• Supplied material:
╔══

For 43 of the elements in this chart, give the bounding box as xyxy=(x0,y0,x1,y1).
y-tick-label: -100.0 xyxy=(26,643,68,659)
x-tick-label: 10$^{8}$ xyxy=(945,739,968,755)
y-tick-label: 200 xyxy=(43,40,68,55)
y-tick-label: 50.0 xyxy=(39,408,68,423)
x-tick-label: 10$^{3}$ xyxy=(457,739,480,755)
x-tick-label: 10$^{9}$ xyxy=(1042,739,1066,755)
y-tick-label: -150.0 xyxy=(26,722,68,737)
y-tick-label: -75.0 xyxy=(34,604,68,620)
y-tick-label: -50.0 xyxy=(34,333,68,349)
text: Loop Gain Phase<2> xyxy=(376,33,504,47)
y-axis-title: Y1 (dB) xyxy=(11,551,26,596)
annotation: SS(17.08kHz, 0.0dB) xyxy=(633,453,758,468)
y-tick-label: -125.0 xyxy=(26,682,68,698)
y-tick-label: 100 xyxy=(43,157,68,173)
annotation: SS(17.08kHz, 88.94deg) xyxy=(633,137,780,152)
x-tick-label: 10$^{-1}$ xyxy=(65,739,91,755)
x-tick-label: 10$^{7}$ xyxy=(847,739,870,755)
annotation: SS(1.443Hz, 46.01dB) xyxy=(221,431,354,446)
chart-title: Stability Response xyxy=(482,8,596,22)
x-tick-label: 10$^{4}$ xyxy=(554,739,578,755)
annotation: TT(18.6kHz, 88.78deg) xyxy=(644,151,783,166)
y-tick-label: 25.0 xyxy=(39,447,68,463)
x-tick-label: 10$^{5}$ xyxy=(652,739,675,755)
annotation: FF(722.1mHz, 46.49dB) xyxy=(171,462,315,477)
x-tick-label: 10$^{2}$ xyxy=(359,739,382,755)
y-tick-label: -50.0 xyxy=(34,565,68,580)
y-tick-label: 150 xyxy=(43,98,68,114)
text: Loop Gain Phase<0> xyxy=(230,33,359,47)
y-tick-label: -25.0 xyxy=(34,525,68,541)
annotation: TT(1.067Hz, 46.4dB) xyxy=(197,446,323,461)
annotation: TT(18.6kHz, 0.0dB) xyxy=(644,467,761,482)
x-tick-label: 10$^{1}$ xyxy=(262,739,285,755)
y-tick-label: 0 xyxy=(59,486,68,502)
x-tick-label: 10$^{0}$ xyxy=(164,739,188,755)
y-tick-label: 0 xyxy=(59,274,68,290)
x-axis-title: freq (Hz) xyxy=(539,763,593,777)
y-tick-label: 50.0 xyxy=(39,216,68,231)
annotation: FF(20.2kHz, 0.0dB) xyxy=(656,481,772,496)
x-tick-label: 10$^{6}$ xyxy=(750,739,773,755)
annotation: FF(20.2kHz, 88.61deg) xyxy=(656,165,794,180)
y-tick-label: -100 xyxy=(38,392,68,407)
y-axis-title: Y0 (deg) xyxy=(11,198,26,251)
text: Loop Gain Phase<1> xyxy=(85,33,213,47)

╚══

• Task statement: Return the item above verbatim, with each of its lines unchanged.

• Answer to the problem:
For 43 of the elements in this chart, give the bounding box as xyxy=(x0,y0,x1,y1).
y-tick-label: -100.0 xyxy=(26,643,68,659)
x-tick-label: 10$^{8}$ xyxy=(945,739,968,755)
y-tick-label: 200 xyxy=(43,40,68,55)
y-tick-label: 50.0 xyxy=(39,408,68,423)
x-tick-label: 10$^{3}$ xyxy=(457,739,480,755)
x-tick-label: 10$^{9}$ xyxy=(1042,739,1066,755)
y-tick-label: -150.0 xyxy=(26,722,68,737)
y-tick-label: -75.0 xyxy=(34,604,68,620)
y-tick-label: -50.0 xyxy=(34,333,68,349)
text: Loop Gain Phase<2> xyxy=(376,33,504,47)
y-axis-title: Y1 (dB) xyxy=(11,551,26,596)
annotation: SS(17.08kHz, 0.0dB) xyxy=(633,453,758,468)
y-tick-label: -125.0 xyxy=(26,682,68,698)
y-tick-label: 100 xyxy=(43,157,68,173)
annotation: SS(17.08kHz, 88.94deg) xyxy=(633,137,780,152)
x-tick-label: 10$^{-1}$ xyxy=(65,739,91,755)
x-tick-label: 10$^{7}$ xyxy=(847,739,870,755)
annotation: SS(1.443Hz, 46.01dB) xyxy=(221,431,354,446)
chart-title: Stability Response xyxy=(482,8,596,22)
x-tick-label: 10$^{4}$ xyxy=(554,739,578,755)
annotation: TT(18.6kHz, 88.78deg) xyxy=(644,151,783,166)
y-tick-label: 25.0 xyxy=(39,447,68,463)
x-tick-label: 10$^{5}$ xyxy=(652,739,675,755)
annotation: FF(722.1mHz, 46.49dB) xyxy=(171,462,315,477)
x-tick-label: 10$^{2}$ xyxy=(359,739,382,755)
y-tick-label: -50.0 xyxy=(34,565,68,580)
y-tick-label: 150 xyxy=(43,98,68,114)
text: Loop Gain Phase<0> xyxy=(230,33,359,47)
y-tick-label: -25.0 xyxy=(34,525,68,541)
annotation: TT(1.067Hz, 46.4dB) xyxy=(197,446,323,461)
annotation: TT(18.6kHz, 0.0dB) xyxy=(644,467,761,482)
x-tick-label: 10$^{1}$ xyxy=(262,739,285,755)
y-tick-label: 0 xyxy=(59,486,68,502)
x-tick-label: 10$^{0}$ xyxy=(164,739,188,755)
y-tick-label: 0 xyxy=(59,274,68,290)
x-axis-title: freq (Hz) xyxy=(539,763,593,777)
y-tick-label: 50.0 xyxy=(39,216,68,231)
annotation: FF(20.2kHz, 0.0dB) xyxy=(656,481,772,496)
x-tick-label: 10$^{6}$ xyxy=(750,739,773,755)
annotation: FF(20.2kHz, 88.61deg) xyxy=(656,165,794,180)
y-tick-label: -100 xyxy=(38,392,68,407)
y-axis-title: Y0 (deg) xyxy=(11,198,26,251)
text: Loop Gain Phase<1> xyxy=(85,33,213,47)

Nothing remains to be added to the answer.